• [Requirement]:
Every line must be returned precisely as it is written.

• [Records for processing]:
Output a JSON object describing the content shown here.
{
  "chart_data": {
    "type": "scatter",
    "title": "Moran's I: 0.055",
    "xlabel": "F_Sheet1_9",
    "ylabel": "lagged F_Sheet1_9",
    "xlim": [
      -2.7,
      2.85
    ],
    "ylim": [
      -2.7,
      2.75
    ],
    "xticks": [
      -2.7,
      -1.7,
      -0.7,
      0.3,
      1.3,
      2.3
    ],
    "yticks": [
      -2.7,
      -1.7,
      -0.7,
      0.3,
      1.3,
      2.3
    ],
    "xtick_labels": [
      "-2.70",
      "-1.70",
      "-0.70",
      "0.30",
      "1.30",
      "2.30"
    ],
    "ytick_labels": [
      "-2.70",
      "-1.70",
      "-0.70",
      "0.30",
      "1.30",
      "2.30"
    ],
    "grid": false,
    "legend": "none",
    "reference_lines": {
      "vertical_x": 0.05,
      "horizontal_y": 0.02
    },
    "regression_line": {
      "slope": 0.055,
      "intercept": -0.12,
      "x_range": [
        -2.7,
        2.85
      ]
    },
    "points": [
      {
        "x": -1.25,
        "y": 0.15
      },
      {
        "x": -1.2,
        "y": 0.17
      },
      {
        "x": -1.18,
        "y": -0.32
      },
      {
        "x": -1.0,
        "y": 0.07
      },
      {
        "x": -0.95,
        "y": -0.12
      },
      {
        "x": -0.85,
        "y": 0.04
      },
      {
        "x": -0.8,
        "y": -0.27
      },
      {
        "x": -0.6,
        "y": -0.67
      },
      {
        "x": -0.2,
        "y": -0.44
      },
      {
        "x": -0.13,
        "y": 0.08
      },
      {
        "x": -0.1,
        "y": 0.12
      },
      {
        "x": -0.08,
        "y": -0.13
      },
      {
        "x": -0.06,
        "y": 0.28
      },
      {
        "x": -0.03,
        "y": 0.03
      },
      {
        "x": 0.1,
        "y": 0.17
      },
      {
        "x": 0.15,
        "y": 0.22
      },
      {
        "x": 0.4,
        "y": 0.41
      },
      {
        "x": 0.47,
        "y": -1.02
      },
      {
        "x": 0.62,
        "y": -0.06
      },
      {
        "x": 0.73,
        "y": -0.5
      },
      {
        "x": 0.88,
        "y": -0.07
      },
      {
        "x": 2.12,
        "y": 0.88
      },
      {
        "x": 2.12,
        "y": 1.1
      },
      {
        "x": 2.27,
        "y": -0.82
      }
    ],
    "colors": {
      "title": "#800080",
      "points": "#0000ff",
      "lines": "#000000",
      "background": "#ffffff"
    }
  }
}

• [Task result]:
Output a JSON object describing the content shown here.
{
  "chart_data": {
    "type": "scatter",
    "title": "Moran's I: 0.055",
    "xlabel": "F_Sheet1_9",
    "ylabel": "lagged F_Sheet1_9",
    "xlim": [
      -2.7,
      2.85
    ],
    "ylim": [
      -2.7,
      2.75
    ],
    "xticks": [
      -2.7,
      -1.7,
      -0.7,
      0.3,
      1.3,
      2.3
    ],
    "yticks": [
      -2.7,
      -1.7,
      -0.7,
      0.3,
      1.3,
      2.3
    ],
    "xtick_labels": [
      "-2.70",
      "-1.70",
      "-0.70",
      "0.30",
      "1.30",
      "2.30"
    ],
    "ytick_labels": [
      "-2.70",
      "-1.70",
      "-0.70",
      "0.30",
      "1.30",
      "2.30"
    ],
    "grid": false,
    "legend": "none",
    "reference_lines": {
      "vertical_x": 0.05,
      "horizontal_y": 0.02
    },
    "regression_line": {
      "slope": 0.055,
      "intercept": -0.12,
      "x_range": [
        -2.7,
        2.85
      ]
    },
    "points": [
      {
        "x": -1.25,
        "y": 0.15
      },
      {
        "x": -1.2,
        "y": 0.17
      },
      {
        "x": -1.18,
        "y": -0.32
      },
      {
        "x": -1.0,
        "y": 0.07
      },
      {
        "x": -0.95,
        "y": -0.12
      },
      {
        "x": -0.85,
        "y": 0.04
      },
      {
        "x": -0.8,
        "y": -0.27
      },
      {
        "x": -0.6,
        "y": -0.67
      },
      {
        "x": -0.2,
        "y": -0.44
      },
      {
        "x": -0.13,
        "y": 0.08
      },
      {
        "x": -0.1,
        "y": 0.12
      },
      {
        "x": -0.08,
        "y": -0.13
      },
      {
        "x": -0.06,
        "y": 0.28
      },
      {
        "x": -0.03,
        "y": 0.03
      },
      {
        "x": 0.1,
        "y": 0.17
      },
      {
        "x": 0.15,
        "y": 0.22
      },
      {
        "x": 0.4,
        "y": 0.41
      },
      {
        "x": 0.47,
        "y": -1.02
      },
      {
        "x": 0.62,
        "y": -0.06
      },
      {
        "x": 0.73,
        "y": -0.5
      },
      {
        "x": 0.88,
        "y": -0.07
      },
      {
        "x": 2.12,
        "y": 0.88
      },
      {
        "x": 2.12,
        "y": 1.1
      },
      {
        "x": 2.27,
        "y": -0.82
      }
    ],
    "colors": {
      "title": "#800080",
      "points": "#0000ff",
      "lines": "#000000",
      "background": "#ffffff"
    }
  }
}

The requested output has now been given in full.